DIRECTIONS FOR THIS TASK: Only a number is wanted: how many lines in these records contain the word "crear"?

■ ■ ■

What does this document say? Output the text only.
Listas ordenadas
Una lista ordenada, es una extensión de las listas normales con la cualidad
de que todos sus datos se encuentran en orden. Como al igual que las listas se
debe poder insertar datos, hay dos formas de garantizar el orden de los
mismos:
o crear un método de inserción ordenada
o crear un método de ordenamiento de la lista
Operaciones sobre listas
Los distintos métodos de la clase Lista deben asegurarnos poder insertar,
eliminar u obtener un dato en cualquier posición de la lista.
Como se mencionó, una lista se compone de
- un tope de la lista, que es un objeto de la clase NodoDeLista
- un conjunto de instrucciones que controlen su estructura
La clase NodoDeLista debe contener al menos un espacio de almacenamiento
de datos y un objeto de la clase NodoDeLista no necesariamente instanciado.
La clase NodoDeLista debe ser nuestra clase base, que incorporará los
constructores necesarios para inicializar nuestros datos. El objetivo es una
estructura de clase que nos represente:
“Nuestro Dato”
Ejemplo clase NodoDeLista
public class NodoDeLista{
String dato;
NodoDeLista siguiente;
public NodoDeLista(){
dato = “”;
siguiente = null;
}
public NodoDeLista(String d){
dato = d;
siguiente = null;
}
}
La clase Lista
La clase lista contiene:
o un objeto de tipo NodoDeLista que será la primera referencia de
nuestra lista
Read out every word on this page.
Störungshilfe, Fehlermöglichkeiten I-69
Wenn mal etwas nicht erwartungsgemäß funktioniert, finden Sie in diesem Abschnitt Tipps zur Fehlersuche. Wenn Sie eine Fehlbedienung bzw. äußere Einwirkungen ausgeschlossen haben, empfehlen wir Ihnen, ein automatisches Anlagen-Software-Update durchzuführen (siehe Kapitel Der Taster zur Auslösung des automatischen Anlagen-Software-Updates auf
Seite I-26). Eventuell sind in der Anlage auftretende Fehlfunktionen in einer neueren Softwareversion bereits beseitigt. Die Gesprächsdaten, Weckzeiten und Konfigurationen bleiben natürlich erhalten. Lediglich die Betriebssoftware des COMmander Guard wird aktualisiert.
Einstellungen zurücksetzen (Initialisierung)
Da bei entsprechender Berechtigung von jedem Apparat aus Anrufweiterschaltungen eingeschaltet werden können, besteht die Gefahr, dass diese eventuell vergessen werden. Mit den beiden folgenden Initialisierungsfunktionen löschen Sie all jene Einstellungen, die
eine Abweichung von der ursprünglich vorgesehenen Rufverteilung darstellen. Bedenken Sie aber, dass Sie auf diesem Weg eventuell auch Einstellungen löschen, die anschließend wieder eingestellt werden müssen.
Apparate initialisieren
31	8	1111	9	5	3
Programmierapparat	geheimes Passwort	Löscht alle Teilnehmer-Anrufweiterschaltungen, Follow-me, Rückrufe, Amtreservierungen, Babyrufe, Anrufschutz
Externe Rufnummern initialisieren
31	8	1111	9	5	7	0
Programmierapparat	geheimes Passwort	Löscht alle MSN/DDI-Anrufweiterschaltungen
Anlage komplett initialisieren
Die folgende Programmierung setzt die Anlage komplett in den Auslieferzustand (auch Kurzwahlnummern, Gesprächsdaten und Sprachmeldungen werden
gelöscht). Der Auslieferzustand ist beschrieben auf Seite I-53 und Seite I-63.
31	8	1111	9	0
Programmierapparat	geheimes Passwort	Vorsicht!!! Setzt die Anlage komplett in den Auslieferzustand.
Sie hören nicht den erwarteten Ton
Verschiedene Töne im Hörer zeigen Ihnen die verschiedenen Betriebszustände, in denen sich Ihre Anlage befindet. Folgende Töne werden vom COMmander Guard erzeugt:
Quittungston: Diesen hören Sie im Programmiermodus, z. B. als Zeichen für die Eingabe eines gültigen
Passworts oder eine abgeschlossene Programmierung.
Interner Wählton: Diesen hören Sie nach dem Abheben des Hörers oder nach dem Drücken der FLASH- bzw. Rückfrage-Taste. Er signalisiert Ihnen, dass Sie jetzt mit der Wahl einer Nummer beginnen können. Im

■ ■ ■

TASK OUTPUT: 2